*Goal*
Locate the string "душу" in the records below. Copy every line where it occurs.

Stored data entries
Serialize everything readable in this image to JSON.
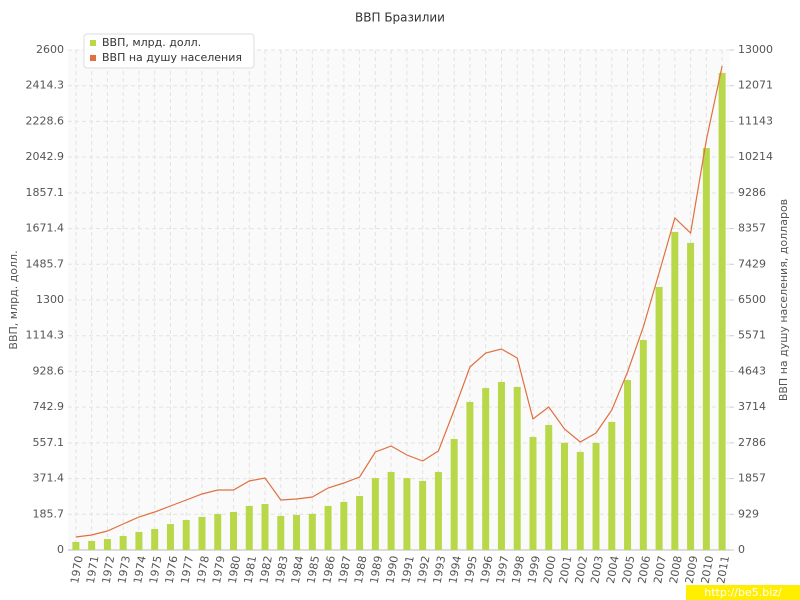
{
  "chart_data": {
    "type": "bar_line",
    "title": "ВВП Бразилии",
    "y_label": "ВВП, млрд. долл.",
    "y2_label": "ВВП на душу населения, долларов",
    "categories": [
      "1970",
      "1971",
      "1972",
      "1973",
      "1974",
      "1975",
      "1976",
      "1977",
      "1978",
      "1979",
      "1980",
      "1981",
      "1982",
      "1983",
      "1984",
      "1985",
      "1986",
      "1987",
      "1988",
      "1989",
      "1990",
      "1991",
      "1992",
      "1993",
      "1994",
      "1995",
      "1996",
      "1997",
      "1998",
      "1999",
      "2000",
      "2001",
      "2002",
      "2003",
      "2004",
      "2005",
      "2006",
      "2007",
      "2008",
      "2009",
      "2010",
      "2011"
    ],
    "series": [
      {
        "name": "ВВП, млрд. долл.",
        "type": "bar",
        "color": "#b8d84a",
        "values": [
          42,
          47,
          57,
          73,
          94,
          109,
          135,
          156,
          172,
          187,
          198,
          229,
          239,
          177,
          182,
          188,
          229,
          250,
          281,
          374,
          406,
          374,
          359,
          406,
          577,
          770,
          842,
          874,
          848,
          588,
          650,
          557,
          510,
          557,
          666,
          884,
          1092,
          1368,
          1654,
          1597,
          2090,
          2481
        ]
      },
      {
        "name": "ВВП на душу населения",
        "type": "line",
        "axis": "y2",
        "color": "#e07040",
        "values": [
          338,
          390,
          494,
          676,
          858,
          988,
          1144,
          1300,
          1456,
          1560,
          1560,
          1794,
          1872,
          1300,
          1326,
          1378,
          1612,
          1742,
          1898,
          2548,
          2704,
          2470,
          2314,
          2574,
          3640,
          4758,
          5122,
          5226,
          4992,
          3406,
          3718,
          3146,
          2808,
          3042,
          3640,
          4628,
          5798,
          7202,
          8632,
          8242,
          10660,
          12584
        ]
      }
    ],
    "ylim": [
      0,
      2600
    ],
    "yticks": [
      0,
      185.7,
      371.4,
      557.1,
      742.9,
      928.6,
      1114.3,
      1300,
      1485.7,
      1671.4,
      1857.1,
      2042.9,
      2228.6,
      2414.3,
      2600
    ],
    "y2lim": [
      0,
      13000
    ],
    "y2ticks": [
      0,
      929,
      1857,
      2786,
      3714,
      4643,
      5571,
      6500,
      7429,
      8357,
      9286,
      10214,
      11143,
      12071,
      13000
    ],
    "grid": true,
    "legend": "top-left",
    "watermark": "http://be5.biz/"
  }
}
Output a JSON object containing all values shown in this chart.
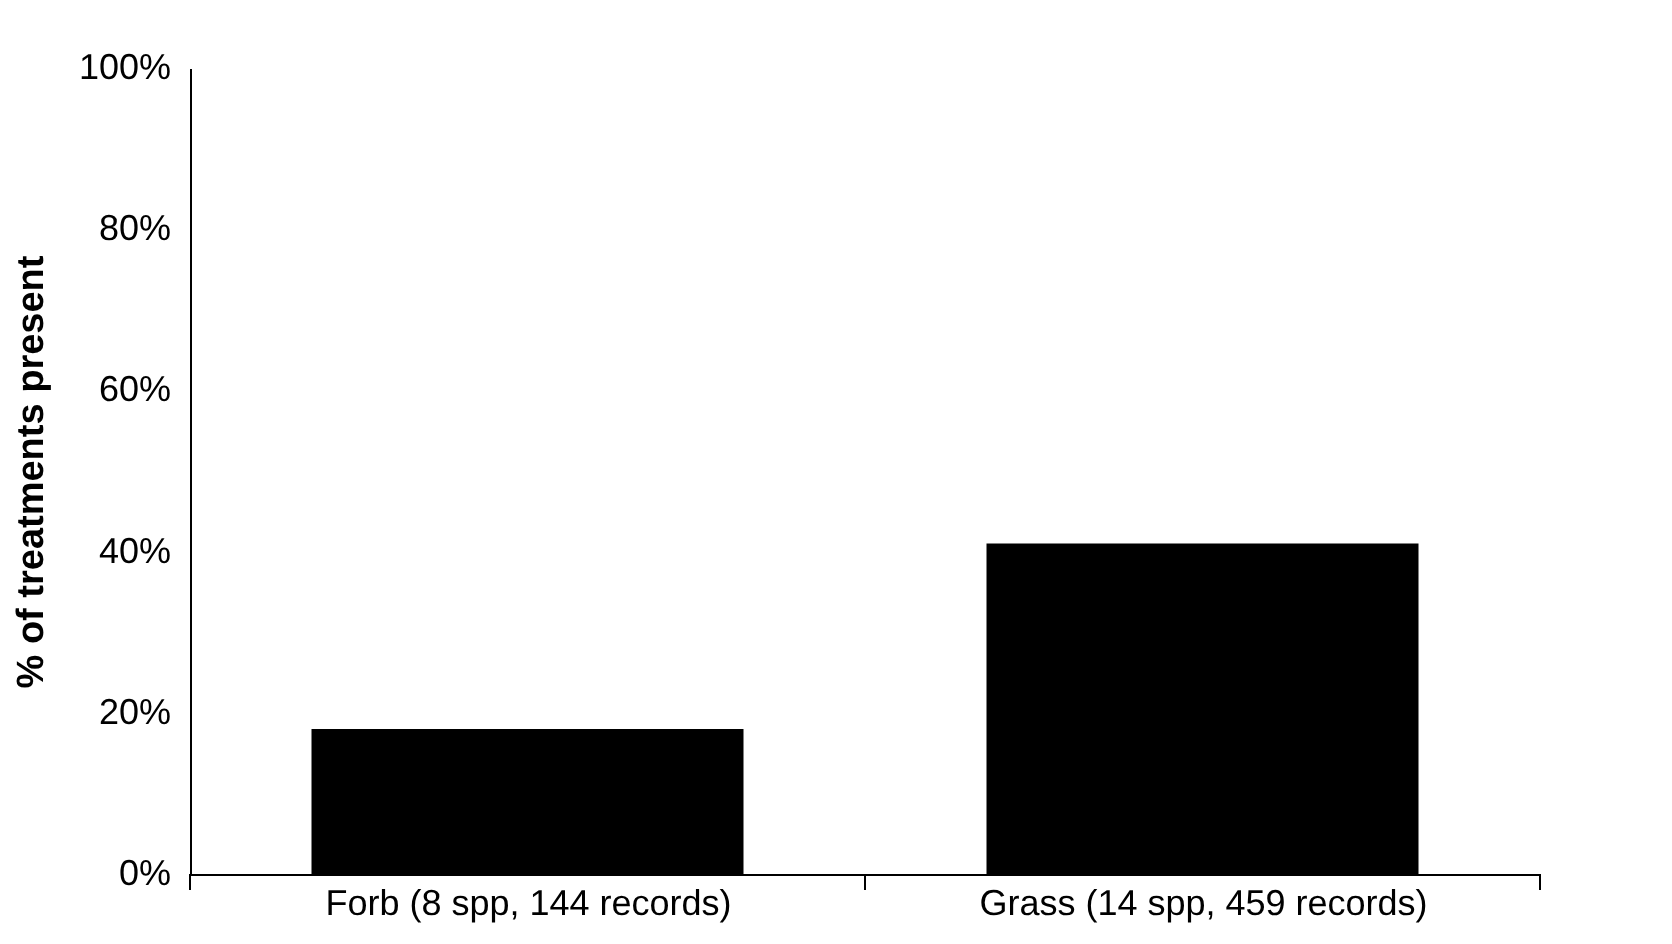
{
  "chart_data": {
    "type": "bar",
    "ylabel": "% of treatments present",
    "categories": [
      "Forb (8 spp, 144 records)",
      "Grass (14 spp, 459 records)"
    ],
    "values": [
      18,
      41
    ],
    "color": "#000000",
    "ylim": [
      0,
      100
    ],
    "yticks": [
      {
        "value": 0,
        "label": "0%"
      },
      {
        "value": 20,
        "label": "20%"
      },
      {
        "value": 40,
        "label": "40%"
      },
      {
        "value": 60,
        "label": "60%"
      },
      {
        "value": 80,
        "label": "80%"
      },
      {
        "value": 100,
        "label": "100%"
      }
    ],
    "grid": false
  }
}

...

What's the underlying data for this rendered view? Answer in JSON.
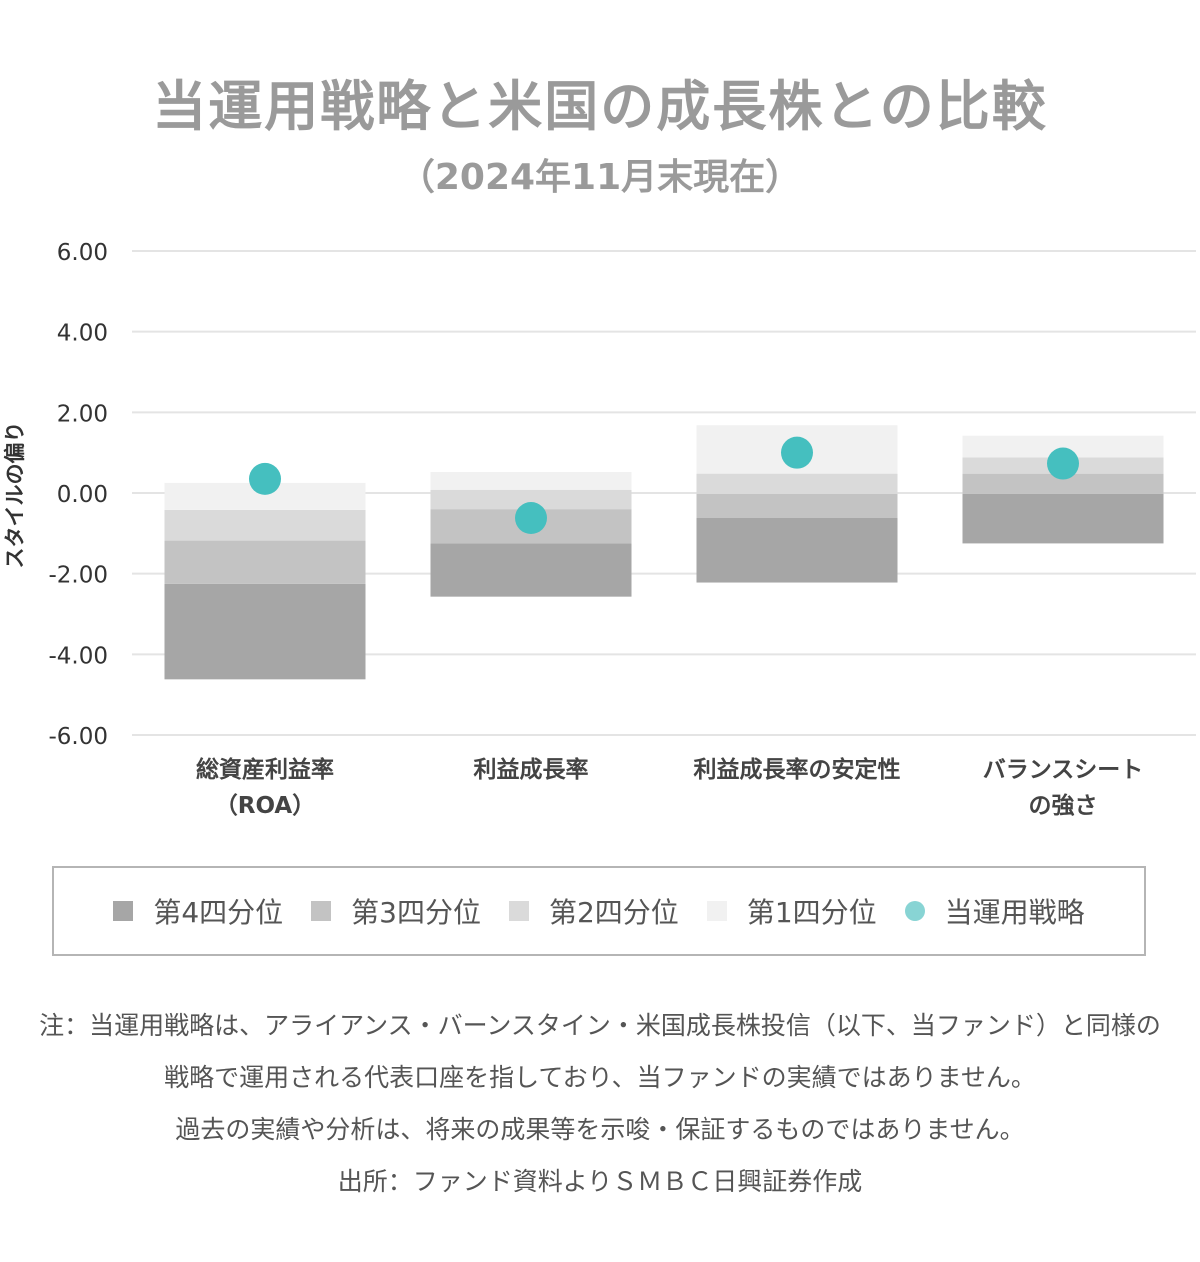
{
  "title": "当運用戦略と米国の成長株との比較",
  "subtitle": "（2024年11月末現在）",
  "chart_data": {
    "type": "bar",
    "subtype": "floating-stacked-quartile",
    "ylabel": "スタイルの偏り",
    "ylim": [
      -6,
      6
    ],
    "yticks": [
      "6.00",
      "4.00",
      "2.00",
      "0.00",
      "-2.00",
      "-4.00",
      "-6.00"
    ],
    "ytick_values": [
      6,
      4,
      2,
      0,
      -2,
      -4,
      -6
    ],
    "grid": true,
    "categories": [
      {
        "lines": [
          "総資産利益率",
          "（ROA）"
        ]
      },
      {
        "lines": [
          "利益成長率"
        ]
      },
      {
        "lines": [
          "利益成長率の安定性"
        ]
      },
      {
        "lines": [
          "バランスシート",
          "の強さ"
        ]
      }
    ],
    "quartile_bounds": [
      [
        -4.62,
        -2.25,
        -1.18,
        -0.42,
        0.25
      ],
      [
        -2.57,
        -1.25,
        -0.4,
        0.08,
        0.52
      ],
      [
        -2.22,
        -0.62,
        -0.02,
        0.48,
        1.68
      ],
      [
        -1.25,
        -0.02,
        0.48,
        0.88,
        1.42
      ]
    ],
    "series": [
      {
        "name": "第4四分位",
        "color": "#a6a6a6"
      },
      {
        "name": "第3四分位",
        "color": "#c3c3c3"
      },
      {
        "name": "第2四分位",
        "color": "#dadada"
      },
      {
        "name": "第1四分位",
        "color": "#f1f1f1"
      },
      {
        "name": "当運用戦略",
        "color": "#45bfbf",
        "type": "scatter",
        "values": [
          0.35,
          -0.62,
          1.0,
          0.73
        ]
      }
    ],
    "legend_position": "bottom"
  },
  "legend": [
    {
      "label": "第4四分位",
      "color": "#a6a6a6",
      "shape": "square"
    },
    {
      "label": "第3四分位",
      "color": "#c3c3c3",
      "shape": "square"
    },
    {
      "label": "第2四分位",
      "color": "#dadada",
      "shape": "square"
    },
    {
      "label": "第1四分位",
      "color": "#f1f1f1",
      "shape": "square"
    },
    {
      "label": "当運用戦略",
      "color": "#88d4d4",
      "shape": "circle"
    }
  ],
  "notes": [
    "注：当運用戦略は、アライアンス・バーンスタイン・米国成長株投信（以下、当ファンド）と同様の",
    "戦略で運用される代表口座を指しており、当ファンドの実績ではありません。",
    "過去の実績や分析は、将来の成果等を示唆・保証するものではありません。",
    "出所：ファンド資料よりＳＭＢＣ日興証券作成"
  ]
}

*In response*
    "y2_label": "ВВП на душу населения, долларов",
        "name": "ВВП на душу населения",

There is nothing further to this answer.